### AIM
Reproduce the following material exactly, including every line.

(Dataset listings of figures)

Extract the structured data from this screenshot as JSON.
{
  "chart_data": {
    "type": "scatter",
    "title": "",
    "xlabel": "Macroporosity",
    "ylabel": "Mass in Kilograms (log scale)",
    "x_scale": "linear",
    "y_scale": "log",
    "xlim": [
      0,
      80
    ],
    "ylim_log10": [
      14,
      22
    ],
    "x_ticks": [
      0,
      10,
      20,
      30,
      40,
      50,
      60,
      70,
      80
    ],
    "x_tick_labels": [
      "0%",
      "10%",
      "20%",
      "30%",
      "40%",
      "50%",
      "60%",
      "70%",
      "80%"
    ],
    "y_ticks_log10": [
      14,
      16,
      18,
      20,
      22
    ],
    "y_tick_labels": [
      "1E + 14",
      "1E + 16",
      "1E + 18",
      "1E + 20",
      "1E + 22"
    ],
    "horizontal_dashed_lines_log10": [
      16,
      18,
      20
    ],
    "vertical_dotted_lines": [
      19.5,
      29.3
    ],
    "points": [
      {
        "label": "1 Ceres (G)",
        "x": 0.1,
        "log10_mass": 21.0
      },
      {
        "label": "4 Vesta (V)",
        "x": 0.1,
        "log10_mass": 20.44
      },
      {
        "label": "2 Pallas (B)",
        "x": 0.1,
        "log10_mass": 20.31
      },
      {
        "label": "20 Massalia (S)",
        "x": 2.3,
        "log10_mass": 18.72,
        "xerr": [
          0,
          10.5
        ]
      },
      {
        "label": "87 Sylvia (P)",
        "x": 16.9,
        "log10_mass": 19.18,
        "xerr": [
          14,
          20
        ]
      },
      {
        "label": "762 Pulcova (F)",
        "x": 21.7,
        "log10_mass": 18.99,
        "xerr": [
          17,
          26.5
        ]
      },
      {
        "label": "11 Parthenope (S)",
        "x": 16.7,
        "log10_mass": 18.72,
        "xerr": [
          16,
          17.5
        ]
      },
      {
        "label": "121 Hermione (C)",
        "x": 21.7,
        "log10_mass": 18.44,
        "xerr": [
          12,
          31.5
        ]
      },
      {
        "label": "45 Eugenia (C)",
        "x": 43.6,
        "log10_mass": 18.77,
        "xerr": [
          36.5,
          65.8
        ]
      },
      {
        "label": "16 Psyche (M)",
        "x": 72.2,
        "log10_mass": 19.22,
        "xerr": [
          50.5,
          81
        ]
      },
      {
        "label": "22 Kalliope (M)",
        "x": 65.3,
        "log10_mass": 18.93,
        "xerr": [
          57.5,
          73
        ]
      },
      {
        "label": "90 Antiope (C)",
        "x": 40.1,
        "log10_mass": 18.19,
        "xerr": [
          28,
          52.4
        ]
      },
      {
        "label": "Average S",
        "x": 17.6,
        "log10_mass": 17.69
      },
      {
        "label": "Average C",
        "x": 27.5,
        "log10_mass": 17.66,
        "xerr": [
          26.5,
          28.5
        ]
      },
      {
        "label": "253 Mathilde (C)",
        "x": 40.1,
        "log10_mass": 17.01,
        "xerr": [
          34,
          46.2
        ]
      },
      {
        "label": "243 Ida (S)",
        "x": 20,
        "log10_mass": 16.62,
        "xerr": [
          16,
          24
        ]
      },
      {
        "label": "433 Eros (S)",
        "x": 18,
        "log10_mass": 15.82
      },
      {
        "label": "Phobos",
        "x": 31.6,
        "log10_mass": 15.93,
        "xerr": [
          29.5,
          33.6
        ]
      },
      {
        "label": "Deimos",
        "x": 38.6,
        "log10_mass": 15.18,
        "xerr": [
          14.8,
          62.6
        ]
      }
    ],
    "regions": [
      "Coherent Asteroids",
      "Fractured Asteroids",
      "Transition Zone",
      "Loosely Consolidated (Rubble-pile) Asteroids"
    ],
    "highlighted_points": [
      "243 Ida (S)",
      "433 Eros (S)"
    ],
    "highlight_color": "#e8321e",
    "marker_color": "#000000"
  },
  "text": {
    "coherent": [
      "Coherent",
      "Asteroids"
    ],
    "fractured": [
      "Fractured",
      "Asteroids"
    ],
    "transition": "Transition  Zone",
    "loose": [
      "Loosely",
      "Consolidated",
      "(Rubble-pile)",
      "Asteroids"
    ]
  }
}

### WRITTEN ANSWER
Extract the structured data from this screenshot as JSON.
{
  "chart_data": {
    "type": "scatter",
    "title": "",
    "xlabel": "Macroporosity",
    "ylabel": "Mass in Kilograms (log scale)",
    "x_scale": "linear",
    "y_scale": "log",
    "xlim": [
      0,
      80
    ],
    "ylim_log10": [
      14,
      22
    ],
    "x_ticks": [
      0,
      10,
      20,
      30,
      40,
      50,
      60,
      70,
      80
    ],
    "x_tick_labels": [
      "0%",
      "10%",
      "20%",
      "30%",
      "40%",
      "50%",
      "60%",
      "70%",
      "80%"
    ],
    "y_ticks_log10": [
      14,
      16,
      18,
      20,
      22
    ],
    "y_tick_labels": [
      "1E + 14",
      "1E + 16",
      "1E + 18",
      "1E + 20",
      "1E + 22"
    ],
    "horizontal_dashed_lines_log10": [
      16,
      18,
      20
    ],
    "vertical_dotted_lines": [
      19.5,
      29.3
    ],
    "points": [
      {
        "label": "1 Ceres (G)",
        "x": 0.1,
        "log10_mass": 21.0
      },
      {
        "label": "4 Vesta (V)",
        "x": 0.1,
        "log10_mass": 20.44
      },
      {
        "label": "2 Pallas (B)",
        "x": 0.1,
        "log10_mass": 20.31
      },
      {
        "label": "20 Massalia (S)",
        "x": 2.3,
        "log10_mass": 18.72,
        "xerr": [
          0,
          10.5
        ]
      },
      {
        "label": "87 Sylvia (P)",
        "x": 16.9,
        "log10_mass": 19.18,
        "xerr": [
          14,
          20
        ]
      },
      {
        "label": "762 Pulcova (F)",
        "x": 21.7,
        "log10_mass": 18.99,
        "xerr": [
          17,
          26.5
        ]
      },
      {
        "label": "11 Parthenope (S)",
        "x": 16.7,
        "log10_mass": 18.72,
        "xerr": [
          16,
          17.5
        ]
      },
      {
        "label": "121 Hermione (C)",
        "x": 21.7,
        "log10_mass": 18.44,
        "xerr": [
          12,
          31.5
        ]
      },
      {
        "label": "45 Eugenia (C)",
        "x": 43.6,
        "log10_mass": 18.77,
        "xerr": [
          36.5,
          65.8
        ]
      },
      {
        "label": "16 Psyche (M)",
        "x": 72.2,
        "log10_mass": 19.22,
        "xerr": [
          50.5,
          81
        ]
      },
      {
        "label": "22 Kalliope (M)",
        "x": 65.3,
        "log10_mass": 18.93,
        "xerr": [
          57.5,
          73
        ]
      },
      {
        "label": "90 Antiope (C)",
        "x": 40.1,
        "log10_mass": 18.19,
        "xerr": [
          28,
          52.4
        ]
      },
      {
        "label": "Average S",
        "x": 17.6,
        "log10_mass": 17.69
      },
      {
        "label": "Average C",
        "x": 27.5,
        "log10_mass": 17.66,
        "xerr": [
          26.5,
          28.5
        ]
      },
      {
        "label": "253 Mathilde (C)",
        "x": 40.1,
        "log10_mass": 17.01,
        "xerr": [
          34,
          46.2
        ]
      },
      {
        "label": "243 Ida (S)",
        "x": 20,
        "log10_mass": 16.62,
        "xerr": [
          16,
          24
        ]
      },
      {
        "label": "433 Eros (S)",
        "x": 18,
        "log10_mass": 15.82
      },
      {
        "label": "Phobos",
        "x": 31.6,
        "log10_mass": 15.93,
        "xerr": [
          29.5,
          33.6
        ]
      },
      {
        "label": "Deimos",
        "x": 38.6,
        "log10_mass": 15.18,
        "xerr": [
          14.8,
          62.6
        ]
      }
    ],
    "regions": [
      "Coherent Asteroids",
      "Fractured Asteroids",
      "Transition Zone",
      "Loosely Consolidated (Rubble-pile) Asteroids"
    ],
    "highlighted_points": [
      "243 Ida (S)",
      "433 Eros (S)"
    ],
    "highlight_color": "#e8321e",
    "marker_color": "#000000"
  },
  "text": {
    "coherent": [
      "Coherent",
      "Asteroids"
    ],
    "fractured": [
      "Fractured",
      "Asteroids"
    ],
    "transition": "Transition  Zone",
    "loose": [
      "Loosely",
      "Consolidated",
      "(Rubble-pile)",
      "Asteroids"
    ]
  }
}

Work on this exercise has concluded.